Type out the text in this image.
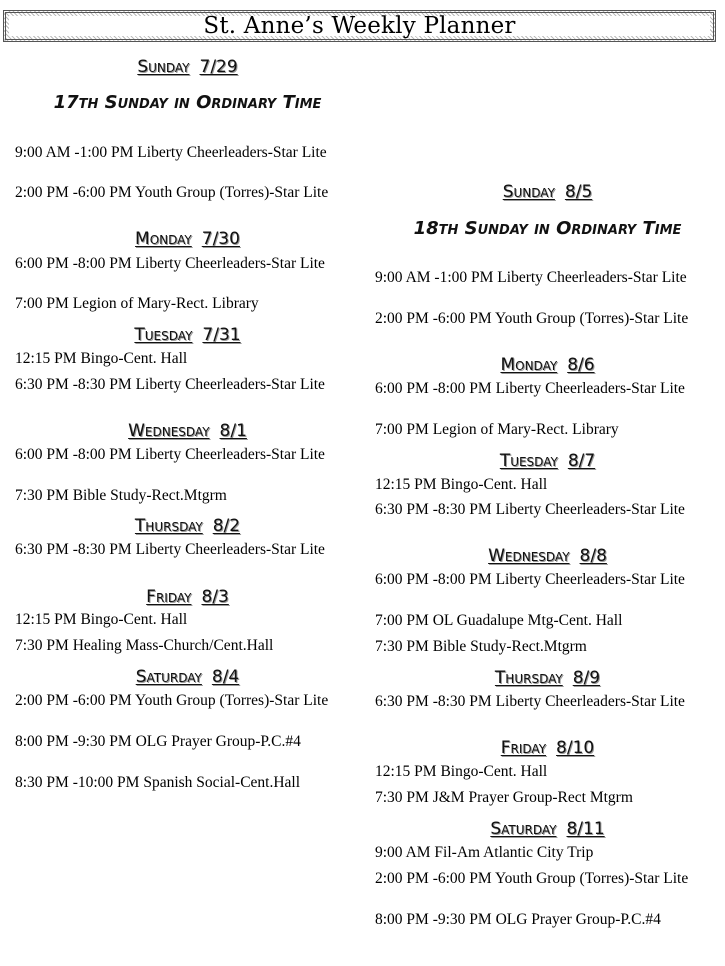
St. Anne’s Weekly Planner
Sunday 7/29
17th Sunday in Ordinary Time
9:00 AM -1:00 PM Liberty Cheerleaders-Star Lite
2:00 PM -6:00 PM Youth Group (Torres)-Star Lite
Monday 7/30
6:00 PM -8:00 PM Liberty Cheerleaders-Star Lite
7:00 PM Legion of Mary-Rect. Library
Tuesday 7/31
12:15 PM Bingo-Cent. Hall
6:30 PM -8:30 PM Liberty Cheerleaders-Star Lite
Wednesday 8/1
6:00 PM -8:00 PM Liberty Cheerleaders-Star Lite
7:30 PM Bible Study-Rect.Mtgrm
Thursday 8/2
6:30 PM -8:30 PM Liberty Cheerleaders-Star Lite
Friday 8/3
12:15 PM Bingo-Cent. Hall
7:30 PM Healing Mass-Church/Cent.Hall
Saturday 8/4
2:00 PM -6:00 PM Youth Group (Torres)-Star Lite
8:00 PM -9:30 PM OLG Prayer Group-P.C.#4
8:30 PM -10:00 PM Spanish Social-Cent.Hall
Sunday 8/5
18th Sunday in Ordinary Time
9:00 AM -1:00 PM Liberty Cheerleaders-Star Lite
2:00 PM -6:00 PM Youth Group (Torres)-Star Lite
Monday 8/6
6:00 PM -8:00 PM Liberty Cheerleaders-Star Lite
7:00 PM Legion of Mary-Rect. Library
Tuesday 8/7
12:15 PM Bingo-Cent. Hall
6:30 PM -8:30 PM Liberty Cheerleaders-Star Lite
Wednesday 8/8
6:00 PM -8:00 PM Liberty Cheerleaders-Star Lite
7:00 PM OL Guadalupe Mtg-Cent. Hall
7:30 PM Bible Study-Rect.Mtgrm
Thursday 8/9
6:30 PM -8:30 PM Liberty Cheerleaders-Star Lite
Friday 8/10
12:15 PM Bingo-Cent. Hall
7:30 PM J&M Prayer Group-Rect Mtgrm
Saturday 8/11
9:00 AM Fil-Am Atlantic City Trip
2:00 PM -6:00 PM Youth Group (Torres)-Star Lite
8:00 PM -9:30 PM OLG Prayer Group-P.C.#4
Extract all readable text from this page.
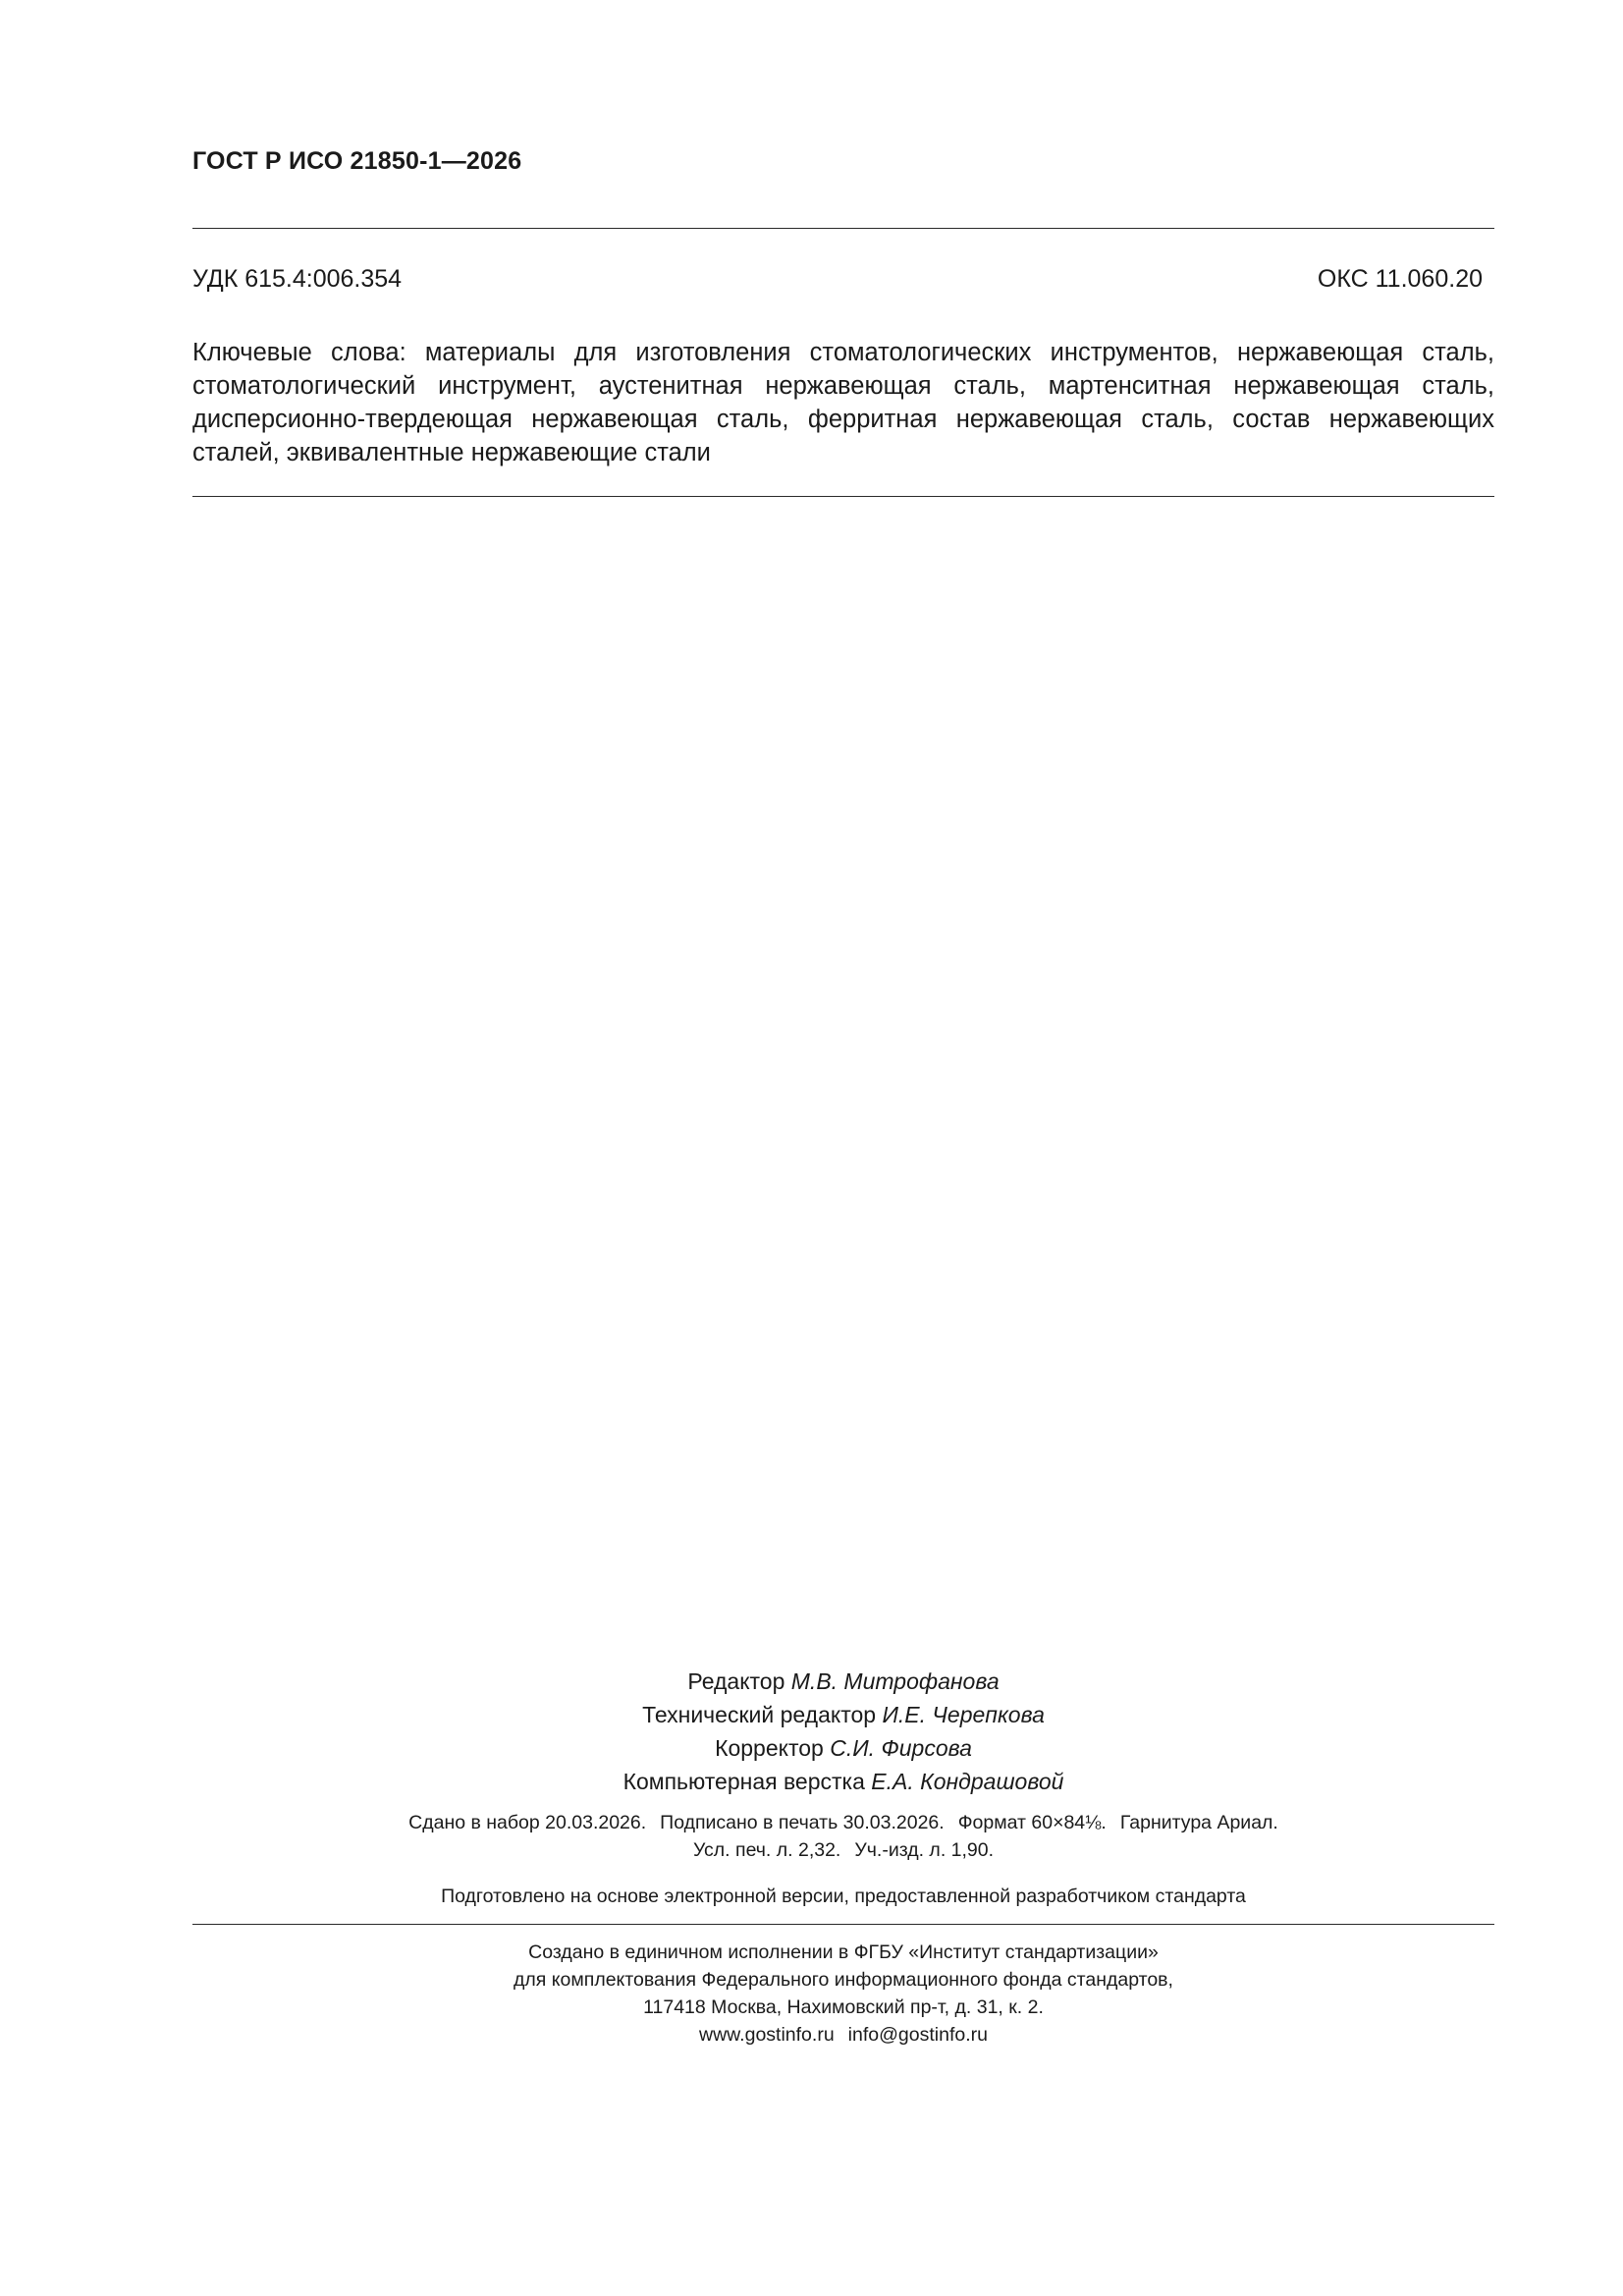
ГОСТ Р ИСО 21850-1—2026
УДК 615.4:006.354	ОКС 11.060.20
Ключевые слова: материалы для изготовления стоматологических инструментов, нержавеющая сталь, стоматологический инструмент, аустенитная нержавеющая сталь, мартенситная нержавеющая сталь, дисперсионно-твердеющая нержавеющая сталь, ферритная нержавеющая сталь, состав нержавеющих сталей, эквивалентные нержавеющие стали
Редактор М.В. Митрофанова
Технический редактор И.Е. Черепкова
Корректор С.И. Фирсова
Компьютерная верстка Е.А. Кондрашовой
Сдано в набор 20.03.2026. Подписано в печать 30.03.2026. Формат 60×84⅛. Гарнитура Ариал.
Усл. печ. л. 2,32. Уч.-изд. л. 1,90.
Подготовлено на основе электронной версии, предоставленной разработчиком стандарта
Создано в единичном исполнении в ФГБУ «Институт стандартизации»
для комплектования Федерального информационного фонда стандартов,
117418 Москва, Нахимовский пр-т, д. 31, к. 2.
www.gostinfo.ru info@gostinfo.ru
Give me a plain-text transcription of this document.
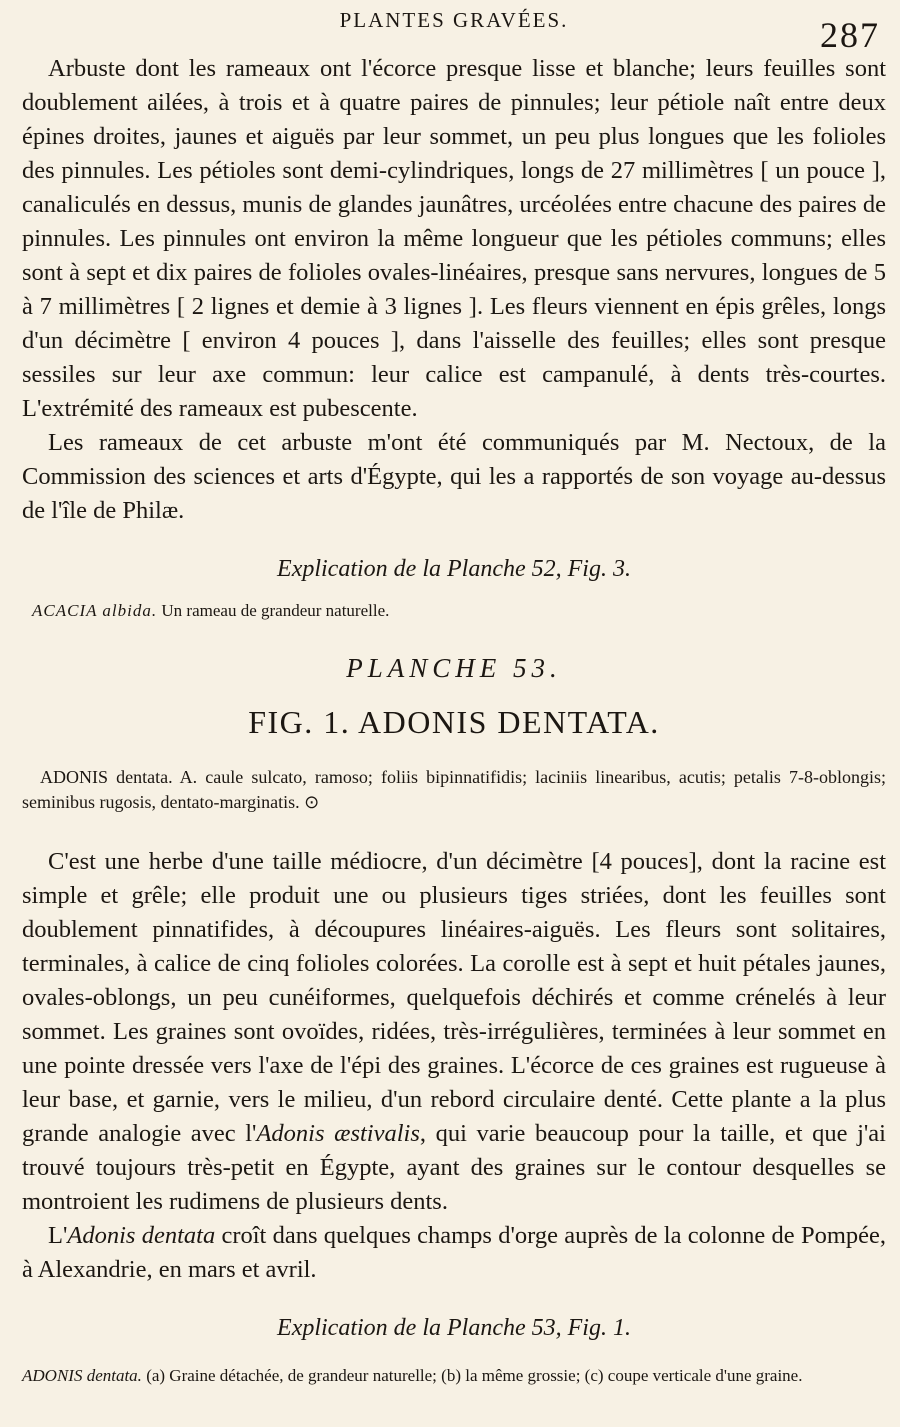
PLANTES GRAVÉES.	287

Arbuste dont les rameaux ont l'écorce presque lisse et blanche; leurs feuilles sont doublement ailées, à trois et à quatre paires de pinnules; leur pétiole naît entre deux épines droites, jaunes et aiguës par leur sommet, un peu plus longues que les folioles des pinnules. Les pétioles sont demi-cylindriques, longs de 27 millimètres [ un pouce ], canaliculés en dessus, munis de glandes jaunâtres, urcéolées entre chacune des paires de pinnules. Les pinnules ont environ la même longueur que les pétioles communs; elles sont à sept et dix paires de folioles ovales-linéaires, presque sans nervures, longues de 5 à 7 millimètres [ 2 lignes et demie à 3 lignes ]. Les fleurs viennent en épis grêles, longs d'un décimètre [ environ 4 pouces ], dans l'aisselle des feuilles; elles sont presque sessiles sur leur axe commun: leur calice est campanulé, à dents très-courtes. L'extrémité des rameaux est pubescente.

Les rameaux de cet arbuste m'ont été communiqués par M. Nectoux, de la Commission des sciences et arts d'Égypte, qui les a rapportés de son voyage au-dessus de l'île de Philæ.

Explication de la Planche 52, Fig. 3.

ACACIA albida. Un rameau de grandeur naturelle.

PLANCHE 53.

FIG. 1. ADONIS DENTATA.

ADONIS dentata. A. caule sulcato, ramoso; foliis bipinnatifidis; laciniis linearibus, acutis; petalis 7-8-oblongis; seminibus rugosis, dentato-marginatis. ⊙

C'est une herbe d'une taille médiocre, d'un décimètre [4 pouces], dont la racine est simple et grêle; elle produit une ou plusieurs tiges striées, dont les feuilles sont doublement pinnatifides, à découpures linéaires-aiguës. Les fleurs sont solitaires, terminales, à calice de cinq folioles colorées. La corolle est à sept et huit pétales jaunes, ovales-oblongs, un peu cunéiformes, quelquefois déchirés et comme crénelés à leur sommet. Les graines sont ovoïdes, ridées, très-irrégulières, terminées à leur sommet en une pointe dressée vers l'axe de l'épi des graines. L'écorce de ces graines est rugueuse à leur base, et garnie, vers le milieu, d'un rebord circulaire denté. Cette plante a la plus grande analogie avec l'Adonis æstivalis, qui varie beaucoup pour la taille, et que j'ai trouvé toujours très-petit en Égypte, ayant des graines sur le contour desquelles se montroient les rudimens de plusieurs dents.

L'Adonis dentata croît dans quelques champs d'orge auprès de la colonne de Pompée, à Alexandrie, en mars et avril.

Explication de la Planche 53, Fig. 1.

ADONIS dentata. (a) Graine détachée, de grandeur naturelle; (b) la même grossie; (c) coupe verticale d'une graine.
# # # # #
EXERCISE OBJECTIVE
Without the pictures, restate all of the entries above verbatim.

RESPONSE TO THE EXERCISE
Type out the text in this image.
St. Anne’s Weekly Planner
Sunday 7/29
17th Sunday in Ordinary Time
9:00 AM -1:00 PM Liberty Cheerleaders-Star Lite
2:00 PM -6:00 PM Youth Group (Torres)-Star Lite
Monday 7/30
6:00 PM -8:00 PM Liberty Cheerleaders-Star Lite
7:00 PM Legion of Mary-Rect. Library
Tuesday 7/31
12:15 PM Bingo-Cent. Hall
6:30 PM -8:30 PM Liberty Cheerleaders-Star Lite
Wednesday 8/1
6:00 PM -8:00 PM Liberty Cheerleaders-Star Lite
7:30 PM Bible Study-Rect.Mtgrm
Thursday 8/2
6:30 PM -8:30 PM Liberty Cheerleaders-Star Lite
Friday 8/3
12:15 PM Bingo-Cent. Hall
7:30 PM Healing Mass-Church/Cent.Hall
Saturday 8/4
2:00 PM -6:00 PM Youth Group (Torres)-Star Lite
8:00 PM -9:30 PM OLG Prayer Group-P.C.#4
8:30 PM -10:00 PM Spanish Social-Cent.Hall
Sunday 8/5
18th Sunday in Ordinary Time
9:00 AM -1:00 PM Liberty Cheerleaders-Star Lite
2:00 PM -6:00 PM Youth Group (Torres)-Star Lite
Monday 8/6
6:00 PM -8:00 PM Liberty Cheerleaders-Star Lite
7:00 PM Legion of Mary-Rect. Library
Tuesday 8/7
12:15 PM Bingo-Cent. Hall
6:30 PM -8:30 PM Liberty Cheerleaders-Star Lite
Wednesday 8/8
6:00 PM -8:00 PM Liberty Cheerleaders-Star Lite
7:00 PM OL Guadalupe Mtg-Cent. Hall
7:30 PM Bible Study-Rect.Mtgrm
Thursday 8/9
6:30 PM -8:30 PM Liberty Cheerleaders-Star Lite
Friday 8/10
12:15 PM Bingo-Cent. Hall
7:30 PM J&M Prayer Group-Rect Mtgrm
Saturday 8/11
9:00 AM Fil-Am Atlantic City Trip
2:00 PM -6:00 PM Youth Group (Torres)-Star Lite
8:00 PM -9:30 PM OLG Prayer Group-P.C.#4
Extract all readable text from this page.
ГОСТ Р ИСО 21850-1—2026
УДК 615.4:006.354	ОКС 11.060.20
Ключевые слова: материалы для изготовления стоматологических инструментов, нержавеющая сталь, стоматологический инструмент, аустенитная нержавеющая сталь, мартенситная нержавеющая сталь, дисперсионно-твердеющая нержавеющая сталь, ферритная нержавеющая сталь, состав нержавеющих сталей, эквивалентные нержавеющие стали
Редактор М.В. Митрофанова
Технический редактор И.Е. Черепкова
Корректор С.И. Фирсова
Компьютерная верстка Е.А. Кондрашовой
Сдано в набор 20.03.2026. Подписано в печать 30.03.2026. Формат 60×84⅛. Гарнитура Ариал.
Усл. печ. л. 2,32. Уч.-изд. л. 1,90.
Подготовлено на основе электронной версии, предоставленной разработчиком стандарта
Создано в единичном исполнении в ФГБУ «Институт стандартизации»
для комплектования Федерального информационного фонда стандартов,
117418 Москва, Нахимовский пр-т, д. 31, к. 2.
www.gostinfo.ru info@gostinfo.ru
Give me a plain-text transcription of this document.
PLANTES GRAVÉES.	287

Arbuste dont les rameaux ont l'écorce presque lisse et blanche; leurs feuilles sont doublement ailées, à trois et à quatre paires de pinnules; leur pétiole naît entre deux épines droites, jaunes et aiguës par leur sommet, un peu plus longues que les folioles des pinnules. Les pétioles sont demi-cylindriques, longs de 27 millimètres [ un pouce ], canaliculés en dessus, munis de glandes jaunâtres, urcéolées entre chacune des paires de pinnules. Les pinnules ont environ la même longueur que les pétioles communs; elles sont à sept et dix paires de folioles ovales-linéaires, presque sans nervures, longues de 5 à 7 millimètres [ 2 lignes et demie à 3 lignes ]. Les fleurs viennent en épis grêles, longs d'un décimètre [ environ 4 pouces ], dans l'aisselle des feuilles; elles sont presque sessiles sur leur axe commun: leur calice est campanulé, à dents très-courtes. L'extrémité des rameaux est pubescente.

Les rameaux de cet arbuste m'ont été communiqués par M. Nectoux, de la Commission des sciences et arts d'Égypte, qui les a rapportés de son voyage au-dessus de l'île de Philæ.

Explication de la Planche 52, Fig. 3.

ACACIA albida. Un rameau de grandeur naturelle.

PLANCHE 53.

FIG. 1. ADONIS DENTATA.

ADONIS dentata. A. caule sulcato, ramoso; foliis bipinnatifidis; laciniis linearibus, acutis; petalis 7-8-oblongis; seminibus rugosis, dentato-marginatis. ⊙

C'est une herbe d'une taille médiocre, d'un décimètre [4 pouces], dont la racine est simple et grêle; elle produit une ou plusieurs tiges striées, dont les feuilles sont doublement pinnatifides, à découpures linéaires-aiguës. Les fleurs sont solitaires, terminales, à calice de cinq folioles colorées. La corolle est à sept et huit pétales jaunes, ovales-oblongs, un peu cunéiformes, quelquefois déchirés et comme crénelés à leur sommet. Les graines sont ovoïdes, ridées, très-irrégulières, terminées à leur sommet en une pointe dressée vers l'axe de l'épi des graines. L'écorce de ces graines est rugueuse à leur base, et garnie, vers le milieu, d'un rebord circulaire denté. Cette plante a la plus grande analogie avec l'Adonis æstivalis, qui varie beaucoup pour la taille, et que j'ai trouvé toujours très-petit en Égypte, ayant des graines sur le contour desquelles se montroient les rudimens de plusieurs dents.

L'Adonis dentata croît dans quelques champs d'orge auprès de la colonne de Pompée, à Alexandrie, en mars et avril.

Explication de la Planche 53, Fig. 1.

ADONIS dentata. (a) Graine détachée, de grandeur naturelle; (b) la même grossie; (c) coupe verticale d'une graine.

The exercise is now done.